[Dataset rows]
— begin —

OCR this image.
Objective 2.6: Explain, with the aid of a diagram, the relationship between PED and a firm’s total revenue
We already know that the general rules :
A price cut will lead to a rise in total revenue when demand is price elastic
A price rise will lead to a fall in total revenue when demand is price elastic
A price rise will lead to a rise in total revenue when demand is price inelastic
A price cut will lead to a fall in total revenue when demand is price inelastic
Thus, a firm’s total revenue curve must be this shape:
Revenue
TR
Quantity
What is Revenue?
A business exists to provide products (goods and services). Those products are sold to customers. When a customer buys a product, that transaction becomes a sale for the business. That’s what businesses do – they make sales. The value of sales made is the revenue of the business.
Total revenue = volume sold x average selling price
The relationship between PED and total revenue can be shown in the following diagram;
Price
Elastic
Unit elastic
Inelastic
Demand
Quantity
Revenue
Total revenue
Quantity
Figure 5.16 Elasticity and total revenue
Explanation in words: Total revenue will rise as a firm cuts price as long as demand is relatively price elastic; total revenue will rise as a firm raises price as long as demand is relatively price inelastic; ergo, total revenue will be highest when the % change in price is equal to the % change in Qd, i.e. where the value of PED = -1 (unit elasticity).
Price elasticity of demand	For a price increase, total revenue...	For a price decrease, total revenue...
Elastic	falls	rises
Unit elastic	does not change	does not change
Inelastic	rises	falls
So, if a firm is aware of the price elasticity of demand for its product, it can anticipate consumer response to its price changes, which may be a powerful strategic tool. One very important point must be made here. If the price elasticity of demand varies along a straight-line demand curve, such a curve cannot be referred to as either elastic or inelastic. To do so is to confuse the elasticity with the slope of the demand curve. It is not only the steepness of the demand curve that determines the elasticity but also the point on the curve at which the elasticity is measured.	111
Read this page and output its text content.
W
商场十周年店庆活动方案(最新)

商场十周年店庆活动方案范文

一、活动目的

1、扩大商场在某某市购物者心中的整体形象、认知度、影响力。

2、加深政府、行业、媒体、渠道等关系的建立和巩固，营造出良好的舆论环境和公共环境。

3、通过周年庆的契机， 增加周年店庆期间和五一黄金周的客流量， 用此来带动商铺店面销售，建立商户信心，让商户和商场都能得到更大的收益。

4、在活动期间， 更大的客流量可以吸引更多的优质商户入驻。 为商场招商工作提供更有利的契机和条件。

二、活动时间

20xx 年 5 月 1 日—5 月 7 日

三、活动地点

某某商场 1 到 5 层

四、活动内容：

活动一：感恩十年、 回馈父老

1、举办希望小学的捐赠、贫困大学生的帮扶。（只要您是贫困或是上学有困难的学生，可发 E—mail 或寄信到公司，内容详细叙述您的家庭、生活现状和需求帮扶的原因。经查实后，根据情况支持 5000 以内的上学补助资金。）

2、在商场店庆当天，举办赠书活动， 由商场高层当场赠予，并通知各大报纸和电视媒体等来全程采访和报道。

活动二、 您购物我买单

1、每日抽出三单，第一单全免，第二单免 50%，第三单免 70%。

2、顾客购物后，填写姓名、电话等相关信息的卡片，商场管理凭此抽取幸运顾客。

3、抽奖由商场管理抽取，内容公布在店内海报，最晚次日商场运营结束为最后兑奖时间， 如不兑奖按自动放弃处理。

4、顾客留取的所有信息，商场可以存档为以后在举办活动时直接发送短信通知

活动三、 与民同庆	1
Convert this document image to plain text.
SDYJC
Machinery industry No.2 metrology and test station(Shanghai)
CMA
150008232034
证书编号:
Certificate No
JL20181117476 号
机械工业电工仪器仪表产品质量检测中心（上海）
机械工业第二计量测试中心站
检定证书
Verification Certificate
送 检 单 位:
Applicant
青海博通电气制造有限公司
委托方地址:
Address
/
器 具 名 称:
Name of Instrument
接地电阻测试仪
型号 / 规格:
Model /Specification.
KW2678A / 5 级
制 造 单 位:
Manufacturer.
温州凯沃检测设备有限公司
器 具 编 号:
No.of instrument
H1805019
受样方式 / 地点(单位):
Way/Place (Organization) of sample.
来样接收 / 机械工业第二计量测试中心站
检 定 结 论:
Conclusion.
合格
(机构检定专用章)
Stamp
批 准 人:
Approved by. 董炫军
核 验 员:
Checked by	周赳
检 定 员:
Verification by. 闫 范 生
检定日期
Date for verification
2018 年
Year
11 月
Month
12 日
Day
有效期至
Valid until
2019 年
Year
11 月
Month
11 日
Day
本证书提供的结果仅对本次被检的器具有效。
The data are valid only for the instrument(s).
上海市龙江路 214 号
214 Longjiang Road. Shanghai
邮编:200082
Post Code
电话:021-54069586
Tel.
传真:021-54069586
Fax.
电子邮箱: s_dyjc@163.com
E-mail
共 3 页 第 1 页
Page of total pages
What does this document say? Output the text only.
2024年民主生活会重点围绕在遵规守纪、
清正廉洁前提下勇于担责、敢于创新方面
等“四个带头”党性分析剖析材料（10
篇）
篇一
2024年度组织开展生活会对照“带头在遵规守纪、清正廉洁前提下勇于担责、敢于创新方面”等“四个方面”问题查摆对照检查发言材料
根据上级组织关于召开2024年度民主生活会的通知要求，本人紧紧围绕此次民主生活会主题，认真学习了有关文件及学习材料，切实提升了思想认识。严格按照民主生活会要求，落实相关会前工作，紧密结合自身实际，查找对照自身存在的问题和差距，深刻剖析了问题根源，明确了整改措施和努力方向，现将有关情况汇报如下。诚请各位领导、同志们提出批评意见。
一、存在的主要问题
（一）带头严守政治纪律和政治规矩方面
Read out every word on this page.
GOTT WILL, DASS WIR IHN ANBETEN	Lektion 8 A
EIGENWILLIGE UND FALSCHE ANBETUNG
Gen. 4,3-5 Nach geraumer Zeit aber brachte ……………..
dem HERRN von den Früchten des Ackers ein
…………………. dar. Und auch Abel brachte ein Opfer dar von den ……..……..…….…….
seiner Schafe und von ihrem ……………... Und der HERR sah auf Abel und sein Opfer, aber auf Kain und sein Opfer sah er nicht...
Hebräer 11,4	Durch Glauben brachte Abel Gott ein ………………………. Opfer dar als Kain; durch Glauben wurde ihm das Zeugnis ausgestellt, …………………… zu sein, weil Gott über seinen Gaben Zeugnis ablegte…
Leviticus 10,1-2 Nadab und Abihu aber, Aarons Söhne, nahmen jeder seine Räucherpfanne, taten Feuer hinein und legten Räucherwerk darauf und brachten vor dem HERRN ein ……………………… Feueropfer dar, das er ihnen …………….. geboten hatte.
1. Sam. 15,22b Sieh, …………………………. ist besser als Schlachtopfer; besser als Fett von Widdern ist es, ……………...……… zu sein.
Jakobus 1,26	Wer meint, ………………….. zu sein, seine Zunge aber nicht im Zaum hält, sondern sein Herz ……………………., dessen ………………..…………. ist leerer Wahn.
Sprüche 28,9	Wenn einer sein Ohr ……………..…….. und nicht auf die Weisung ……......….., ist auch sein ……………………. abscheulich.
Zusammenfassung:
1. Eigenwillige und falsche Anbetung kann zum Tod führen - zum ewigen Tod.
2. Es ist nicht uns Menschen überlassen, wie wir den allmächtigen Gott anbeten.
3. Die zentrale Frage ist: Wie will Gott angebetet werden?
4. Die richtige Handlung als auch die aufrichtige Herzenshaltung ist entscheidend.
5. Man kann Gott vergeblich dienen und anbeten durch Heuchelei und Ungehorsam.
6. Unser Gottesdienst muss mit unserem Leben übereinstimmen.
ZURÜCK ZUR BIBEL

— end —

[Stated task]:
The full set of records should be duplicated exactly.

[Task result]:
OCR this image.
Objective 2.6: Explain, with the aid of a diagram, the relationship between PED and a firm’s total revenue
We already know that the general rules :
A price cut will lead to a rise in total revenue when demand is price elastic
A price rise will lead to a fall in total revenue when demand is price elastic
A price rise will lead to a rise in total revenue when demand is price inelastic
A price cut will lead to a fall in total revenue when demand is price inelastic
Thus, a firm’s total revenue curve must be this shape:
Revenue
TR
Quantity
What is Revenue?
A business exists to provide products (goods and services). Those products are sold to customers. When a customer buys a product, that transaction becomes a sale for the business. That’s what businesses do – they make sales. The value of sales made is the revenue of the business.
Total revenue = volume sold x average selling price
The relationship between PED and total revenue can be shown in the following diagram;
Price
Elastic
Unit elastic
Inelastic
Demand
Quantity
Revenue
Total revenue
Quantity
Figure 5.16 Elasticity and total revenue
Explanation in words: Total revenue will rise as a firm cuts price as long as demand is relatively price elastic; total revenue will rise as a firm raises price as long as demand is relatively price inelastic; ergo, total revenue will be highest when the % change in price is equal to the % change in Qd, i.e. where the value of PED = -1 (unit elasticity).
Price elasticity of demand	For a price increase, total revenue...	For a price decrease, total revenue...
Elastic	falls	rises
Unit elastic	does not change	does not change
Inelastic	rises	falls
So, if a firm is aware of the price elasticity of demand for its product, it can anticipate consumer response to its price changes, which may be a powerful strategic tool. One very important point must be made here. If the price elasticity of demand varies along a straight-line demand curve, such a curve cannot be referred to as either elastic or inelastic. To do so is to confuse the elasticity with the slope of the demand curve. It is not only the steepness of the demand curve that determines the elasticity but also the point on the curve at which the elasticity is measured.	111
Read this page and output its text content.
W
商场十周年店庆活动方案(最新)

商场十周年店庆活动方案范文

一、活动目的

1、扩大商场在某某市购物者心中的整体形象、认知度、影响力。

2、加深政府、行业、媒体、渠道等关系的建立和巩固，营造出良好的舆论环境和公共环境。

3、通过周年庆的契机， 增加周年店庆期间和五一黄金周的客流量， 用此来带动商铺店面销售，建立商户信心，让商户和商场都能得到更大的收益。

4、在活动期间， 更大的客流量可以吸引更多的优质商户入驻。 为商场招商工作提供更有利的契机和条件。

二、活动时间

20xx 年 5 月 1 日—5 月 7 日

三、活动地点

某某商场 1 到 5 层

四、活动内容：

活动一：感恩十年、 回馈父老

1、举办希望小学的捐赠、贫困大学生的帮扶。（只要您是贫困或是上学有困难的学生，可发 E—mail 或寄信到公司，内容详细叙述您的家庭、生活现状和需求帮扶的原因。经查实后，根据情况支持 5000 以内的上学补助资金。）

2、在商场店庆当天，举办赠书活动， 由商场高层当场赠予，并通知各大报纸和电视媒体等来全程采访和报道。

活动二、 您购物我买单

1、每日抽出三单，第一单全免，第二单免 50%，第三单免 70%。

2、顾客购物后，填写姓名、电话等相关信息的卡片，商场管理凭此抽取幸运顾客。

3、抽奖由商场管理抽取，内容公布在店内海报，最晚次日商场运营结束为最后兑奖时间， 如不兑奖按自动放弃处理。

4、顾客留取的所有信息，商场可以存档为以后在举办活动时直接发送短信通知

活动三、 与民同庆	1
Convert this document image to plain text.
SDYJC
Machinery industry No.2 metrology and test station(Shanghai)
CMA
150008232034
证书编号:
Certificate No
JL20181117476 号
机械工业电工仪器仪表产品质量检测中心（上海）
机械工业第二计量测试中心站
检定证书
Verification Certificate
送 检 单 位:
Applicant
青海博通电气制造有限公司
委托方地址:
Address
/
器 具 名 称:
Name of Instrument
接地电阻测试仪
型号 / 规格:
Model /Specification.
KW2678A / 5 级
制 造 单 位:
Manufacturer.
温州凯沃检测设备有限公司
器 具 编 号:
No.of instrument
H1805019
受样方式 / 地点(单位):
Way/Place (Organization) of sample.
来样接收 / 机械工业第二计量测试中心站
检 定 结 论:
Conclusion.
合格
(机构检定专用章)
Stamp
批 准 人:
Approved by. 董炫军
核 验 员:
Checked by	周赳
检 定 员:
Verification by. 闫 范 生
检定日期
Date for verification
2018 年
Year
11 月
Month
12 日
Day
有效期至
Valid until
2019 年
Year
11 月
Month
11 日
Day
本证书提供的结果仅对本次被检的器具有效。
The data are valid only for the instrument(s).
上海市龙江路 214 号
214 Longjiang Road. Shanghai
邮编:200082
Post Code
电话:021-54069586
Tel.
传真:021-54069586
Fax.
电子邮箱: s_dyjc@163.com
E-mail
共 3 页 第 1 页
Page of total pages
What does this document say? Output the text only.
2024年民主生活会重点围绕在遵规守纪、
清正廉洁前提下勇于担责、敢于创新方面
等“四个带头”党性分析剖析材料（10
篇）
篇一
2024年度组织开展生活会对照“带头在遵规守纪、清正廉洁前提下勇于担责、敢于创新方面”等“四个方面”问题查摆对照检查发言材料
根据上级组织关于召开2024年度民主生活会的通知要求，本人紧紧围绕此次民主生活会主题，认真学习了有关文件及学习材料，切实提升了思想认识。严格按照民主生活会要求，落实相关会前工作，紧密结合自身实际，查找对照自身存在的问题和差距，深刻剖析了问题根源，明确了整改措施和努力方向，现将有关情况汇报如下。诚请各位领导、同志们提出批评意见。
一、存在的主要问题
（一）带头严守政治纪律和政治规矩方面
Read out every word on this page.
GOTT WILL, DASS WIR IHN ANBETEN	Lektion 8 A
EIGENWILLIGE UND FALSCHE ANBETUNG
Gen. 4,3-5 Nach geraumer Zeit aber brachte ……………..
dem HERRN von den Früchten des Ackers ein
…………………. dar. Und auch Abel brachte ein Opfer dar von den ……..……..…….…….
seiner Schafe und von ihrem ……………... Und der HERR sah auf Abel und sein Opfer, aber auf Kain und sein Opfer sah er nicht...
Hebräer 11,4	Durch Glauben brachte Abel Gott ein ………………………. Opfer dar als Kain; durch Glauben wurde ihm das Zeugnis ausgestellt, …………………… zu sein, weil Gott über seinen Gaben Zeugnis ablegte…
Leviticus 10,1-2 Nadab und Abihu aber, Aarons Söhne, nahmen jeder seine Räucherpfanne, taten Feuer hinein und legten Räucherwerk darauf und brachten vor dem HERRN ein ……………………… Feueropfer dar, das er ihnen …………….. geboten hatte.
1. Sam. 15,22b Sieh, …………………………. ist besser als Schlachtopfer; besser als Fett von Widdern ist es, ……………...……… zu sein.
Jakobus 1,26	Wer meint, ………………….. zu sein, seine Zunge aber nicht im Zaum hält, sondern sein Herz ……………………., dessen ………………..…………. ist leerer Wahn.
Sprüche 28,9	Wenn einer sein Ohr ……………..…….. und nicht auf die Weisung ……......….., ist auch sein ……………………. abscheulich.
Zusammenfassung:
1. Eigenwillige und falsche Anbetung kann zum Tod führen - zum ewigen Tod.
2. Es ist nicht uns Menschen überlassen, wie wir den allmächtigen Gott anbeten.
3. Die zentrale Frage ist: Wie will Gott angebetet werden?
4. Die richtige Handlung als auch die aufrichtige Herzenshaltung ist entscheidend.
5. Man kann Gott vergeblich dienen und anbeten durch Heuchelei und Ungehorsam.
6. Unser Gottesdienst muss mit unserem Leben übereinstimmen.
ZURÜCK ZUR BIBEL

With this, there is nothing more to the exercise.